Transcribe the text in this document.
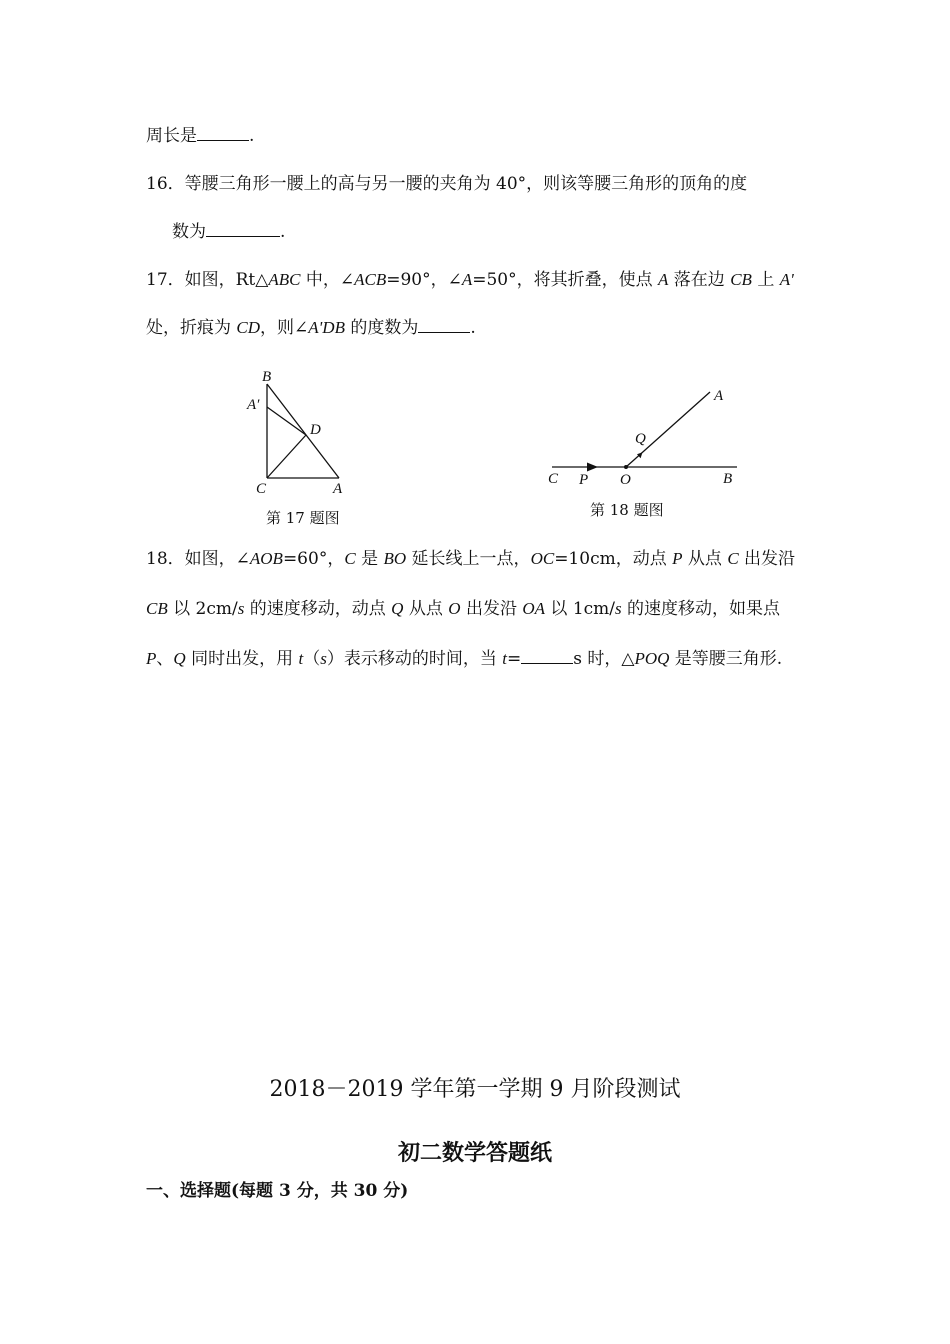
周长是	.
16．等腰三角形一腰上的高与另一腰的夹角为 40°，则该等腰三角形的顶角的度
数为	.
17．如图，Rt△ABC 中，∠ACB=90°，∠A=50°，将其折叠，使点 A 落在边 CB 上 A'
处，折痕为 CD，则∠A'DB 的度数为	.
B
A′
D
C	A
第 17 题图
A
Q
C P O	B
第 18 题图
18．如图，∠AOB=60°，C 是 BO 延长线上一点，OC=10cm，动点 P 从点 C 出发沿
CB 以 2cm/s 的速度移动，动点 Q 从点 O 出发沿 OA 以 1cm/s 的速度移动，如果点
P、Q 同时出发，用 t（s）表示移动的时间，当 t=	s 时，△POQ 是等腰三角形.
2018－2019 学年第一学期 9 月阶段测试
初二数学答题纸
一、选择题(每题 3 分，共 30 分)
☆ ☆ ☆ ☆
Do not include the images; transcribe the rest of the listing exactly.

▸ **Response below**
Transcribe the text in this document.
周长是	.
16．等腰三角形一腰上的高与另一腰的夹角为 40°，则该等腰三角形的顶角的度
数为	.
17．如图，Rt△ABC 中，∠ACB=90°，∠A=50°，将其折叠，使点 A 落在边 CB 上 A'
处，折痕为 CD，则∠A'DB 的度数为	.
B
A′
D
C	A
第 17 题图
A
Q
C P O	B
第 18 题图
18．如图，∠AOB=60°，C 是 BO 延长线上一点，OC=10cm，动点 P 从点 C 出发沿
CB 以 2cm/s 的速度移动，动点 Q 从点 O 出发沿 OA 以 1cm/s 的速度移动，如果点
P、Q 同时出发，用 t（s）表示移动的时间，当 t=	s 时，△POQ 是等腰三角形.
2018－2019 学年第一学期 9 月阶段测试
初二数学答题纸
一、选择题(每题 3 分，共 30 分)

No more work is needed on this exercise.